__Required work__
Only the lines holding the string "title" are needed. Copy each one.

__Information provided__
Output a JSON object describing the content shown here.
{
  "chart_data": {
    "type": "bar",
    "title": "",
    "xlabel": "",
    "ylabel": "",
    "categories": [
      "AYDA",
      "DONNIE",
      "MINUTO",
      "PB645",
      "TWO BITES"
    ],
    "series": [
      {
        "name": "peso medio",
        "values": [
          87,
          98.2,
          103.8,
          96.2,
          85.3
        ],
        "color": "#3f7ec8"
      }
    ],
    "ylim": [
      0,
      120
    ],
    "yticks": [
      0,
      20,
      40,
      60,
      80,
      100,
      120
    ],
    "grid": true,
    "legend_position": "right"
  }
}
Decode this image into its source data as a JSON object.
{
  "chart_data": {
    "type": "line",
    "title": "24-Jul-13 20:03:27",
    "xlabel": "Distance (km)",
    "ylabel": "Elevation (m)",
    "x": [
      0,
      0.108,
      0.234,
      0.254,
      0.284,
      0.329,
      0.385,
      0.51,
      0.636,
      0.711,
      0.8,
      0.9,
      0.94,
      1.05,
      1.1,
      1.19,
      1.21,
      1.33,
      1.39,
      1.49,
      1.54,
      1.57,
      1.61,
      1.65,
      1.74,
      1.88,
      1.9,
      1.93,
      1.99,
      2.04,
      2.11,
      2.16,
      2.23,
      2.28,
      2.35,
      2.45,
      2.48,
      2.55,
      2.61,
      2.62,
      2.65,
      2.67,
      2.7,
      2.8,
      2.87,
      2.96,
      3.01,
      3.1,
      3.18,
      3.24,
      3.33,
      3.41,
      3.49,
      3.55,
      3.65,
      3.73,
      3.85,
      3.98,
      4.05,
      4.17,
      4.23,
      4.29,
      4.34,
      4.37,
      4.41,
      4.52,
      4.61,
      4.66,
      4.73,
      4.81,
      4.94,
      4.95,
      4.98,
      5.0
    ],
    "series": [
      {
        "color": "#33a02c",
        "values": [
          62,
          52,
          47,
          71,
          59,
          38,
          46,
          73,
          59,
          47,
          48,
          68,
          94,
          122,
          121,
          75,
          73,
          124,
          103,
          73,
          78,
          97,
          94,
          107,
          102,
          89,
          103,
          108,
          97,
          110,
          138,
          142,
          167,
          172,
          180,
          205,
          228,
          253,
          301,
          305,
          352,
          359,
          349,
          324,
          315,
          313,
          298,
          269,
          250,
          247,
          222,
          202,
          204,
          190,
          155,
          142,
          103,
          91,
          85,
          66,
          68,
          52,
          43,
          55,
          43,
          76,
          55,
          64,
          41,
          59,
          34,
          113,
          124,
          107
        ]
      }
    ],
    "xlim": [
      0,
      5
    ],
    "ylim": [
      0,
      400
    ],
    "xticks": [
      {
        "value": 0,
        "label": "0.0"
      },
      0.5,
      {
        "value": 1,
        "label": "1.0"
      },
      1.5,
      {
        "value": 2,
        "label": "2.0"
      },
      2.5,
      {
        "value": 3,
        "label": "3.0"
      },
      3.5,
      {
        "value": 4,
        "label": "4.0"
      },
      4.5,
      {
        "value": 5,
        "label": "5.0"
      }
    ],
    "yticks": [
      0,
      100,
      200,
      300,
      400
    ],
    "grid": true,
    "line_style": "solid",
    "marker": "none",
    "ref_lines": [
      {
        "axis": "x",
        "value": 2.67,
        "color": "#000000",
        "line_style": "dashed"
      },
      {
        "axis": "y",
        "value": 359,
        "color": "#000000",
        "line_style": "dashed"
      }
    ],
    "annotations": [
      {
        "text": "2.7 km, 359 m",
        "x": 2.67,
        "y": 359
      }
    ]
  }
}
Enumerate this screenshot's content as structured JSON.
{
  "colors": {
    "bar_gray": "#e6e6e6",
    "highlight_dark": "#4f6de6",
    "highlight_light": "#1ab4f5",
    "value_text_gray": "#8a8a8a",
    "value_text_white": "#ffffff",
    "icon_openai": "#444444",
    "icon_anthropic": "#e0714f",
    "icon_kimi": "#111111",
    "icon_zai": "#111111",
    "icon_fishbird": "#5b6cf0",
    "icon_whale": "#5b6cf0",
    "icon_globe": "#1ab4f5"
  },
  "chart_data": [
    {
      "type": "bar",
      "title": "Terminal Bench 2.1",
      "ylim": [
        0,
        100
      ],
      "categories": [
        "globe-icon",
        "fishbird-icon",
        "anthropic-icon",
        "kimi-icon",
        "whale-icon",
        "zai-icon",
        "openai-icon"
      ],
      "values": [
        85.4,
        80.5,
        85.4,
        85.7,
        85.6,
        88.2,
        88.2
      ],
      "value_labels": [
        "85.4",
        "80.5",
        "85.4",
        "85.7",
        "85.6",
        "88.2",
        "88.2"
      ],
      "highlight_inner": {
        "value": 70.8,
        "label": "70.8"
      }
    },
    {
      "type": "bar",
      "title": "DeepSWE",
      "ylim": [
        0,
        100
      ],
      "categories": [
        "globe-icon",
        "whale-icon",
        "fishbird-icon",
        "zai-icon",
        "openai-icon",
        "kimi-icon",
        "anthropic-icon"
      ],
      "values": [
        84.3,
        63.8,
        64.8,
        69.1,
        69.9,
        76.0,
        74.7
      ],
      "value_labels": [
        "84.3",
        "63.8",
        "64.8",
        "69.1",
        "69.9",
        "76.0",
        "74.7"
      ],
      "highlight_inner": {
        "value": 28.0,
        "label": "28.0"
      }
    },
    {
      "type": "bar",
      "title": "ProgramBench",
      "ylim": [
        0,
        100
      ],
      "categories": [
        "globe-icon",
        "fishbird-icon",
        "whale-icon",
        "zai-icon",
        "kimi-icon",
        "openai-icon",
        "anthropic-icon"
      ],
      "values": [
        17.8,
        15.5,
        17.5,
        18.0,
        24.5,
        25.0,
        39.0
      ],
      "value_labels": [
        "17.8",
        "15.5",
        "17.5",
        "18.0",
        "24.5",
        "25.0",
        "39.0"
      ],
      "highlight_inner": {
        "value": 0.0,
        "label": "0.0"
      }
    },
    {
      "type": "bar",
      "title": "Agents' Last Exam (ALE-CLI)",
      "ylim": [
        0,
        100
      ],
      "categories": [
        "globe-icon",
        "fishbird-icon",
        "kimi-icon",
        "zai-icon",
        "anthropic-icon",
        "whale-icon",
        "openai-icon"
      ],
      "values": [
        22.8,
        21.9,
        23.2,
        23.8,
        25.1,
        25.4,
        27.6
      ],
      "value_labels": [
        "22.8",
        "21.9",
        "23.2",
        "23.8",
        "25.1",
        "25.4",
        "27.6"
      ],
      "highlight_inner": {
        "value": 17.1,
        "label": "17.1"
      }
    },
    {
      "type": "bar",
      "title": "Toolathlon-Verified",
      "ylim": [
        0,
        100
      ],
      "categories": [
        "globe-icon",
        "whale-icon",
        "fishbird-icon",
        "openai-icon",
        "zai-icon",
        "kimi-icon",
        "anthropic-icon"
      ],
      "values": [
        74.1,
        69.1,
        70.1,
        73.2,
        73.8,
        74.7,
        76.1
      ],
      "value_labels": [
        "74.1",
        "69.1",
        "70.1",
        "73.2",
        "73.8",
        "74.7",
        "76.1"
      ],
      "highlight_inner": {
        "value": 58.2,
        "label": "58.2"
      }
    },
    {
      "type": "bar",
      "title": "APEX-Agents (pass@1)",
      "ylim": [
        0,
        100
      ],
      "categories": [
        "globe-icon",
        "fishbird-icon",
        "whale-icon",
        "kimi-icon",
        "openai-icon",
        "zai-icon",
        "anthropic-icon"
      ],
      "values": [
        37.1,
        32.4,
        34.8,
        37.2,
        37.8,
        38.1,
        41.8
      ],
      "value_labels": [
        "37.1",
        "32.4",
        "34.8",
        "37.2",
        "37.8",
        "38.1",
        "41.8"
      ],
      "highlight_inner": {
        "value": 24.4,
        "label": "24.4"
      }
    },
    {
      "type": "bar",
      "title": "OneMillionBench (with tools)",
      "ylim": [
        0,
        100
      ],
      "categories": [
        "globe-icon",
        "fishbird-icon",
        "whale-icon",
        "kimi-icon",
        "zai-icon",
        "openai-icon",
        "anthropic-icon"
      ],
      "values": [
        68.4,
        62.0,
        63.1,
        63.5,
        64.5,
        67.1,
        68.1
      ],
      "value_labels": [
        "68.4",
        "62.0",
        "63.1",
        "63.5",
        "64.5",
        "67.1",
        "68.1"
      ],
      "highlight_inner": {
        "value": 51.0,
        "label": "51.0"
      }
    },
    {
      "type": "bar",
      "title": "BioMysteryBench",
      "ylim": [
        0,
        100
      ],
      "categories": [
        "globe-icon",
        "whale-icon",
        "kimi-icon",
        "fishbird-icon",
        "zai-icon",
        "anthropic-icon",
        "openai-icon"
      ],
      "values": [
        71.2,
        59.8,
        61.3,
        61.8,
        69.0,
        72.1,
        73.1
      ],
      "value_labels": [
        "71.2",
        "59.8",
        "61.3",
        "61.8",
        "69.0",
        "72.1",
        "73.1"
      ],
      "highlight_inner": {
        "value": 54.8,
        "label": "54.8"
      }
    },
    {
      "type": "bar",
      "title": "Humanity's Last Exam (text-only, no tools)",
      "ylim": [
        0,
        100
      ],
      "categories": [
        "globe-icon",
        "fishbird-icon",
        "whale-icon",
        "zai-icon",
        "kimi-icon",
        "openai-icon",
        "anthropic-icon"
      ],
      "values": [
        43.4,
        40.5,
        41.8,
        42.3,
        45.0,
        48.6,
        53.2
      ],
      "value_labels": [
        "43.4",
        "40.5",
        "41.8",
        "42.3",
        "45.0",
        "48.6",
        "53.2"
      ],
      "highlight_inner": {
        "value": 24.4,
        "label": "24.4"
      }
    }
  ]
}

__Complete output__
    "title": "",
    "title": "24-Jul-13 20:03:27",
      "title": "Terminal Bench 2.1",
      "title": "DeepSWE",
      "title": "ProgramBench",
      "title": "Agents' Last Exam (ALE-CLI)",
      "title": "Toolathlon-Verified",
      "title": "APEX-Agents (pass@1)",
      "title": "OneMillionBench (with tools)",
      "title": "BioMysteryBench",
      "title": "Humanity's Last Exam (text-only, no tools)",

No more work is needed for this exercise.